» PROVIDED RECORDS
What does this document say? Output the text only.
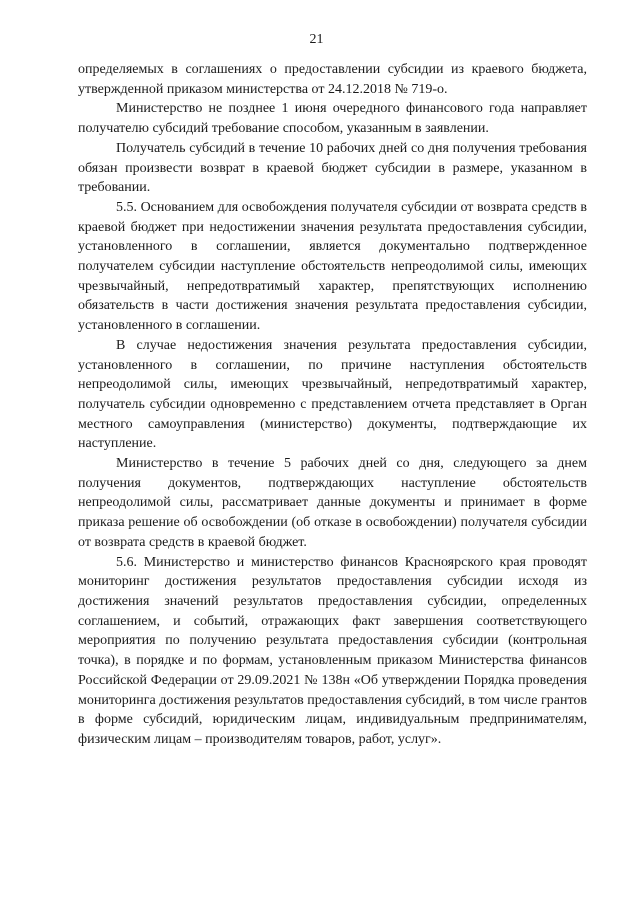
21

определяемых в соглашениях о предоставлении субсидии из краевого бюджета, утвержденной приказом министерства от 24.12.2018 № 719-о.

Министерство не позднее 1 июня очередного финансового года направляет получателю субсидий требование способом, указанным в заявлении.

Получатель субсидий в течение 10 рабочих дней со дня получения требования обязан произвести возврат в краевой бюджет субсидии в размере, указанном в требовании.

5.5. Основанием для освобождения получателя субсидии от возврата средств в краевой бюджет при недостижении значения результата предоставления субсидии, установленного в соглашении, является документально подтвержденное получателем субсидии наступление обстоятельств непреодолимой силы, имеющих чрезвычайный, непредотвратимый характер, препятствующих исполнению обязательств в части достижения значения результата предоставления субсидии, установленного в соглашении.

В случае недостижения значения результата предоставления субсидии, установленного в соглашении, по причине наступления обстоятельств непреодолимой силы, имеющих чрезвычайный, непредотвратимый характер, получатель субсидии одновременно с представлением отчета представляет в Орган местного самоуправления (министерство) документы, подтверждающие их наступление.

Министерство в течение 5 рабочих дней со дня, следующего за днем получения документов, подтверждающих наступление обстоятельств непреодолимой силы, рассматривает данные документы и принимает в форме приказа решение об освобождении (об отказе в освобождении) получателя субсидии от возврата средств в краевой бюджет.

5.6. Министерство и министерство финансов Красноярского края проводят мониторинг достижения результатов предоставления субсидии исходя из достижения значений результатов предоставления субсидии, определенных соглашением, и событий, отражающих факт завершения соответствующего мероприятия по получению результата предоставления субсидии (контрольная точка), в порядке и по формам, установленным приказом Министерства финансов Российской Федерации от 29.09.2021 № 138н «Об утверждении Порядка проведения мониторинга достижения результатов предоставления субсидий, в том числе грантов в форме субсидий, юридическим лицам, индивидуальным предпринимателям, физическим лицам – производителям товаров, работ, услуг».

» DO THIS
Do not copy the pictures, but repeat every line exactly.

» PROBLEM SOLUTION
What does this document say? Output the text only.
21

определяемых в соглашениях о предоставлении субсидии из краевого бюджета, утвержденной приказом министерства от 24.12.2018 № 719-о.

Министерство не позднее 1 июня очередного финансового года направляет получателю субсидий требование способом, указанным в заявлении.

Получатель субсидий в течение 10 рабочих дней со дня получения требования обязан произвести возврат в краевой бюджет субсидии в размере, указанном в требовании.

5.5. Основанием для освобождения получателя субсидии от возврата средств в краевой бюджет при недостижении значения результата предоставления субсидии, установленного в соглашении, является документально подтвержденное получателем субсидии наступление обстоятельств непреодолимой силы, имеющих чрезвычайный, непредотвратимый характер, препятствующих исполнению обязательств в части достижения значения результата предоставления субсидии, установленного в соглашении.

В случае недостижения значения результата предоставления субсидии, установленного в соглашении, по причине наступления обстоятельств непреодолимой силы, имеющих чрезвычайный, непредотвратимый характер, получатель субсидии одновременно с представлением отчета представляет в Орган местного самоуправления (министерство) документы, подтверждающие их наступление.

Министерство в течение 5 рабочих дней со дня, следующего за днем получения документов, подтверждающих наступление обстоятельств непреодолимой силы, рассматривает данные документы и принимает в форме приказа решение об освобождении (об отказе в освобождении) получателя субсидии от возврата средств в краевой бюджет.

5.6. Министерство и министерство финансов Красноярского края проводят мониторинг достижения результатов предоставления субсидии исходя из достижения значений результатов предоставления субсидии, определенных соглашением, и событий, отражающих факт завершения соответствующего мероприятия по получению результата предоставления субсидии (контрольная точка), в порядке и по формам, установленным приказом Министерства финансов Российской Федерации от 29.09.2021 № 138н «Об утверждении Порядка проведения мониторинга достижения результатов предоставления субсидий, в том числе грантов в форме субсидий, юридическим лицам, индивидуальным предпринимателям, физическим лицам – производителям товаров, работ, услуг».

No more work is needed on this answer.